## [Task to complete]
Pull every line containing the word "weary" from the records.

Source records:

****************************************

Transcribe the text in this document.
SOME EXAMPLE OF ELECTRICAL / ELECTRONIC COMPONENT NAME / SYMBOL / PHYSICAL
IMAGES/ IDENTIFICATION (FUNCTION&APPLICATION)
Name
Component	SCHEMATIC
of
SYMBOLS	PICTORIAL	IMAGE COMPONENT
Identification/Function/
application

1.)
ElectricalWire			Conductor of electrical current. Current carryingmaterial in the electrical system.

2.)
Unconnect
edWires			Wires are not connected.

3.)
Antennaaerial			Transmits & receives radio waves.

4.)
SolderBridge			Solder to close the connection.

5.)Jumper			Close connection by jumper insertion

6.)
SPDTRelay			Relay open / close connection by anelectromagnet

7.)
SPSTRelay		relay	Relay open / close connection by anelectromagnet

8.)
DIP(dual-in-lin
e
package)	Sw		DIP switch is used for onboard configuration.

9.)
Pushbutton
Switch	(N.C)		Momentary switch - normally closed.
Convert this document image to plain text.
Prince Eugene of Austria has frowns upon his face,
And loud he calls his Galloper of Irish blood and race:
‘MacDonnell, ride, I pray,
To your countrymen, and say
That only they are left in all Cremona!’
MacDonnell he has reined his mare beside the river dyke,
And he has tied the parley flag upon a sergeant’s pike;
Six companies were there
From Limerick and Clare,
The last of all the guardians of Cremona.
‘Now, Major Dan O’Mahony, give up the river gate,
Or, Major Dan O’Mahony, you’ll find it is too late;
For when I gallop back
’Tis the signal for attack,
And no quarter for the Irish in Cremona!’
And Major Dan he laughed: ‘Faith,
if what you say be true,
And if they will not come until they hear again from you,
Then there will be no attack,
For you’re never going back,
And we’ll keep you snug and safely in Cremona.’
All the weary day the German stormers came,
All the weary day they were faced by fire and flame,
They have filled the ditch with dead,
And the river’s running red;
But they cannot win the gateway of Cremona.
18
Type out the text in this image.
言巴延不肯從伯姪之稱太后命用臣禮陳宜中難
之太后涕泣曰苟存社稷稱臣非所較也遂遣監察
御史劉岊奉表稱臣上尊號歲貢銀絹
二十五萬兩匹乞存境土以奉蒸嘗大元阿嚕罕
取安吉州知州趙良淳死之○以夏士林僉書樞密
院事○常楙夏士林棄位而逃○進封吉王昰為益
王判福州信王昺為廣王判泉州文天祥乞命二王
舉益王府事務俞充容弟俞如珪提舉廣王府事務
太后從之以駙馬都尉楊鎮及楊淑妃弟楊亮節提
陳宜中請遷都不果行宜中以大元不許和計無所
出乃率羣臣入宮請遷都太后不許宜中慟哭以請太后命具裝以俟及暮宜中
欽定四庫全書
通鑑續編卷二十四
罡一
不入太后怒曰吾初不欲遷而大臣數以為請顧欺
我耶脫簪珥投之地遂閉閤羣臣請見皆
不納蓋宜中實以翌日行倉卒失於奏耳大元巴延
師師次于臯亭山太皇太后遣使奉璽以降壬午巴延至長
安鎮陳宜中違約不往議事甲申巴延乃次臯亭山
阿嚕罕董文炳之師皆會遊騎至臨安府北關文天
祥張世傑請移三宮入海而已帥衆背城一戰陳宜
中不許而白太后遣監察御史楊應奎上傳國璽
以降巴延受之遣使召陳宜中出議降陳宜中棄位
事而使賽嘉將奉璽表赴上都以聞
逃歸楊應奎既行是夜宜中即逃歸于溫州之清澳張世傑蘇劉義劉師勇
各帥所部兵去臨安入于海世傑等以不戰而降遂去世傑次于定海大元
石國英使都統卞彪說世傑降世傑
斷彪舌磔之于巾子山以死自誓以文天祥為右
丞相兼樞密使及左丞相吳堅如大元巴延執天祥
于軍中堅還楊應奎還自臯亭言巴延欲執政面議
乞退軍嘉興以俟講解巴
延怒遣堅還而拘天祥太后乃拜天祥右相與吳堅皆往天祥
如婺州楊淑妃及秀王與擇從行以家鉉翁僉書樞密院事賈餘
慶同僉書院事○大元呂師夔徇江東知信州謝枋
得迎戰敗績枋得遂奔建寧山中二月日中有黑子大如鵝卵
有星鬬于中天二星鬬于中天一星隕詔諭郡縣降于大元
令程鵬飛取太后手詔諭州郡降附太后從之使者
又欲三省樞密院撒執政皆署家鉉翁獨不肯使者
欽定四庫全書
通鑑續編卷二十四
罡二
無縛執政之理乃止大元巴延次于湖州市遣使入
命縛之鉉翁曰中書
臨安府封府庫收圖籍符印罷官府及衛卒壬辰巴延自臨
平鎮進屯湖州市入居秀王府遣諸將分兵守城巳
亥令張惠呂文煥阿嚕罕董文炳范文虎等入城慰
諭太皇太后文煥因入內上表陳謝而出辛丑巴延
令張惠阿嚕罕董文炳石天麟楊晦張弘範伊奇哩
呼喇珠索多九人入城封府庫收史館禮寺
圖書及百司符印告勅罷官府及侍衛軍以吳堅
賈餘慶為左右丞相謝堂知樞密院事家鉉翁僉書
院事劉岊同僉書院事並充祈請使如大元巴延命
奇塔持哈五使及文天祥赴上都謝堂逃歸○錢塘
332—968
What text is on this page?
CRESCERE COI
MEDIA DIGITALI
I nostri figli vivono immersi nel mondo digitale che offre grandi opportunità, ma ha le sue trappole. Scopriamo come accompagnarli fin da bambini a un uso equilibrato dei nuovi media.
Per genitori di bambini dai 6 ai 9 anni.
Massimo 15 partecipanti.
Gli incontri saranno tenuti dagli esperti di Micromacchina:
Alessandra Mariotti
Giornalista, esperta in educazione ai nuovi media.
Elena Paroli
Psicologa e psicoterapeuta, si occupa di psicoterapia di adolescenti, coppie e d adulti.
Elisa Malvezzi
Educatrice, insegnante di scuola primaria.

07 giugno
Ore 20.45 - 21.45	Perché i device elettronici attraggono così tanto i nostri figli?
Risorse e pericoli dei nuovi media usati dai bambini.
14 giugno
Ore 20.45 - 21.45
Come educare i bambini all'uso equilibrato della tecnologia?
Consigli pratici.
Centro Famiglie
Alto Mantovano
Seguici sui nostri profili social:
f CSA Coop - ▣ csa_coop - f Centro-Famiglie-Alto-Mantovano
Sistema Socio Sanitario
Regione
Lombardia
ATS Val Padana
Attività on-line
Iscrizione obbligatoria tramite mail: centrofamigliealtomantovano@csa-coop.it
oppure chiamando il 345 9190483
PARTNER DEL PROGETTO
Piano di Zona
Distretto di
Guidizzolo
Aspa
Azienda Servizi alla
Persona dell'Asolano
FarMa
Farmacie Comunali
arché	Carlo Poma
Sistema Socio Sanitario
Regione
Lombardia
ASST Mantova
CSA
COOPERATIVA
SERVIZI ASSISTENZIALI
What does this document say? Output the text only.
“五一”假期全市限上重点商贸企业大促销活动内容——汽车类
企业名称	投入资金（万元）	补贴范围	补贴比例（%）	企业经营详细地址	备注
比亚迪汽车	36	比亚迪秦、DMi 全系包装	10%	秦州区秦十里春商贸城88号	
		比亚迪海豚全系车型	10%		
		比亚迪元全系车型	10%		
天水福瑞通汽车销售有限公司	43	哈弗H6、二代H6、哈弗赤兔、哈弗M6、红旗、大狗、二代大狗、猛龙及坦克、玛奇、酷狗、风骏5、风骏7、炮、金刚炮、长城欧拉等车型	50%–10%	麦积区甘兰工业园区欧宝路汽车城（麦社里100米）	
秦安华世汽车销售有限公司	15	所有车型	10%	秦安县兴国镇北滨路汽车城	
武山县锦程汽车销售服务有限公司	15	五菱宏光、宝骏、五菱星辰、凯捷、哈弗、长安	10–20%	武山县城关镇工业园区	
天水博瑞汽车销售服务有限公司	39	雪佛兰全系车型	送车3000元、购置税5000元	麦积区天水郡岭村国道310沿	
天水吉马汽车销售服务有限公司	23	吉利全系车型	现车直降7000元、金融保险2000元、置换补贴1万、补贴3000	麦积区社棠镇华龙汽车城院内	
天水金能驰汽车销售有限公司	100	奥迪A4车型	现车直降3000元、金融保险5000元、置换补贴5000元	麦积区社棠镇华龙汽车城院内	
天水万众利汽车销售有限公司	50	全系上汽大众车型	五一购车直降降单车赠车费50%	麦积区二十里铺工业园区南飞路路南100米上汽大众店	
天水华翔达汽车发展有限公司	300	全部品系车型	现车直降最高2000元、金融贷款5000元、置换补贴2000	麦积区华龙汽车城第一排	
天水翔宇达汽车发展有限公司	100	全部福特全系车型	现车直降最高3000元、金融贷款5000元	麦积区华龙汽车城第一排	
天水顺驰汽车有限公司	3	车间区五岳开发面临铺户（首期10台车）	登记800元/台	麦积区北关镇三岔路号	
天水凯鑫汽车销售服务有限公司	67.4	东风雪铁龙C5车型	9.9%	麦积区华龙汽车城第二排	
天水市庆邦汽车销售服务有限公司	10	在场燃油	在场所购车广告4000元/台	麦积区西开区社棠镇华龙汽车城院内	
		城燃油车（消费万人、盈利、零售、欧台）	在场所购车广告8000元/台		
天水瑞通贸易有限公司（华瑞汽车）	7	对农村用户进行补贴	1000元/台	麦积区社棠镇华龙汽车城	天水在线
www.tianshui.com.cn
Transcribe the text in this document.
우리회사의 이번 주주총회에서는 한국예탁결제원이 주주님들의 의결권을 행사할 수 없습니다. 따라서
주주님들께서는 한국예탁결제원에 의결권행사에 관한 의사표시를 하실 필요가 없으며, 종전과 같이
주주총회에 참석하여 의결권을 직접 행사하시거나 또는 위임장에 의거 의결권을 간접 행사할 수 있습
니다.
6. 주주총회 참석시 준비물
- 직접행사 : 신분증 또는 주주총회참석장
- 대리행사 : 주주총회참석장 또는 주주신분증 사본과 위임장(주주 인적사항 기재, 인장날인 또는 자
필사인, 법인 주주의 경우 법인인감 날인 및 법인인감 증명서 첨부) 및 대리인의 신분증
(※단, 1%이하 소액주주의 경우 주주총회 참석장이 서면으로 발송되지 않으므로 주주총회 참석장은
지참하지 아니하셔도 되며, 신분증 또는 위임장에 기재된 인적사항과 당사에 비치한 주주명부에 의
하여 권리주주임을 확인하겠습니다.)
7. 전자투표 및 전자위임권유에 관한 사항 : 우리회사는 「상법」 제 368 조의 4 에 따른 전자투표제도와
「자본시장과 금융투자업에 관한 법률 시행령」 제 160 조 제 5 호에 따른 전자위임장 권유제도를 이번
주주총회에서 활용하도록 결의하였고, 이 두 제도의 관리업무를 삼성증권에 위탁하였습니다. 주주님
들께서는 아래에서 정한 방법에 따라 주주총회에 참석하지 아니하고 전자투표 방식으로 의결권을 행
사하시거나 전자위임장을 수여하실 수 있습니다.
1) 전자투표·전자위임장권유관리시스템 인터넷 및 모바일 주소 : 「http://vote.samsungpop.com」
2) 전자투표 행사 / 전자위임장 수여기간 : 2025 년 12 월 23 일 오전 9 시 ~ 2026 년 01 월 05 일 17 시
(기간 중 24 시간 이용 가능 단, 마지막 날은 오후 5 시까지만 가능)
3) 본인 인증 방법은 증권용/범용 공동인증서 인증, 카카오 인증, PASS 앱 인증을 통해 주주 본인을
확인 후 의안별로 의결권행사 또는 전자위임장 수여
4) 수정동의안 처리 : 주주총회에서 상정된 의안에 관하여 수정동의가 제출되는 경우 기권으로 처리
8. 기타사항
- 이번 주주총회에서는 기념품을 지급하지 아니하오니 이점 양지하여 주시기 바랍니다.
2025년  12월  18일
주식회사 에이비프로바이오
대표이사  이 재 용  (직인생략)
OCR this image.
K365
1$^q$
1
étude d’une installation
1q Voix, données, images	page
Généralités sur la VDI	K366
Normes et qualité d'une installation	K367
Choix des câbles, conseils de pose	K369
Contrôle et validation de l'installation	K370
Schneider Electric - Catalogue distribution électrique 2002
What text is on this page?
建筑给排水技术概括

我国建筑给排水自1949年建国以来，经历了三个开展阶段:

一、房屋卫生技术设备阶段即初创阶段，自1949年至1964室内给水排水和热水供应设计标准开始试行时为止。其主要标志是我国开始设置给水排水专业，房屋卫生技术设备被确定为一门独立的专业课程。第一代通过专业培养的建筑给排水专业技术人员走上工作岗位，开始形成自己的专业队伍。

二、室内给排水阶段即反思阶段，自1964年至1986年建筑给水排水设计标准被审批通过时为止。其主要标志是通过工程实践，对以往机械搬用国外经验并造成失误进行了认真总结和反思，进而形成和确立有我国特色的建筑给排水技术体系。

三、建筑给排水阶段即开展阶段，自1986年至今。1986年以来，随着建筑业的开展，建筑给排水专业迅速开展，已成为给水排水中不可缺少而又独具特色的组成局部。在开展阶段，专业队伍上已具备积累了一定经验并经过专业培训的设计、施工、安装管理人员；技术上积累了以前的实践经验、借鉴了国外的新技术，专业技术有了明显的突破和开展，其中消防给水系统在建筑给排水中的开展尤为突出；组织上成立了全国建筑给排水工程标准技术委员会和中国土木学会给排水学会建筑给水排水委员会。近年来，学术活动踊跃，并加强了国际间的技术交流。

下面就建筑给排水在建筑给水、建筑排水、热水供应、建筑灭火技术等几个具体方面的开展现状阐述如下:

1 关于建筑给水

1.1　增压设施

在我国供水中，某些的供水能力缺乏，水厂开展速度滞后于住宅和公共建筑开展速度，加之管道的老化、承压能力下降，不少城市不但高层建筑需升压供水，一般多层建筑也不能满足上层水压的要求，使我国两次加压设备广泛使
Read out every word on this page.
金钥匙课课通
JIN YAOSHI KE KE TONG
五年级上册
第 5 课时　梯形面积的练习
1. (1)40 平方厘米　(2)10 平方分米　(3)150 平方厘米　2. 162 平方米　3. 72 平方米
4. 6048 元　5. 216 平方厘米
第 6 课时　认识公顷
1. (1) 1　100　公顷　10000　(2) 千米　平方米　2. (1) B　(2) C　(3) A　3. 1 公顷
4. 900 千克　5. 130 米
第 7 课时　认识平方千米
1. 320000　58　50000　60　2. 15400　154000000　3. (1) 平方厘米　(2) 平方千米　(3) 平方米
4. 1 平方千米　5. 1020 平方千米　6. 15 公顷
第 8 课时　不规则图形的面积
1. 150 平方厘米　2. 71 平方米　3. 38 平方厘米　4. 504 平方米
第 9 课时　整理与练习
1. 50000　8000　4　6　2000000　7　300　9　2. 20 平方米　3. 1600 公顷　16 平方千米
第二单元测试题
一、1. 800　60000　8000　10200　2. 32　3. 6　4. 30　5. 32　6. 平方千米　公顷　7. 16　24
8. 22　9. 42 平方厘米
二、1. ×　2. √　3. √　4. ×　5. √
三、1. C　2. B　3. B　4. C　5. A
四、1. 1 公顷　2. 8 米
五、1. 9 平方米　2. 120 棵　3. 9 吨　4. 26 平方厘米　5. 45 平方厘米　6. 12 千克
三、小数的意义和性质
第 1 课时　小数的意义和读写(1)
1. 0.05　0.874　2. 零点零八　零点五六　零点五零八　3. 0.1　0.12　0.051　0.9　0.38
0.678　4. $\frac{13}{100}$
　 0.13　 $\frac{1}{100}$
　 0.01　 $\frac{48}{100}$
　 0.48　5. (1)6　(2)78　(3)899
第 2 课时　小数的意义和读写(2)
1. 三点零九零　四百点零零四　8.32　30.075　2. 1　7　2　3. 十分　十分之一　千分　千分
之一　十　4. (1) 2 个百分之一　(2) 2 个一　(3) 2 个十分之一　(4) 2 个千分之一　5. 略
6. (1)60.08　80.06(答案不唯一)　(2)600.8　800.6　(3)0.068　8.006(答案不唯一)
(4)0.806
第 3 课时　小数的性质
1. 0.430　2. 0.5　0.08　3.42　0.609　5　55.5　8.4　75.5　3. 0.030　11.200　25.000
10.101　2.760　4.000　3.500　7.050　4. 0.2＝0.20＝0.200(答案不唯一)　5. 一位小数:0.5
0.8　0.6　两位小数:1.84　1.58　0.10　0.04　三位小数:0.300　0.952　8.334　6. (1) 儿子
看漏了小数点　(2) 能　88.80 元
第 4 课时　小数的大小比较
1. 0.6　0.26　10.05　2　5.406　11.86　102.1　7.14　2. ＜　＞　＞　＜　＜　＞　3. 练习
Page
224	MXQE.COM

****************************************

## [Result of this exercise]
All the weary day the German stormers came,
All the weary day they were faced by fire and flame,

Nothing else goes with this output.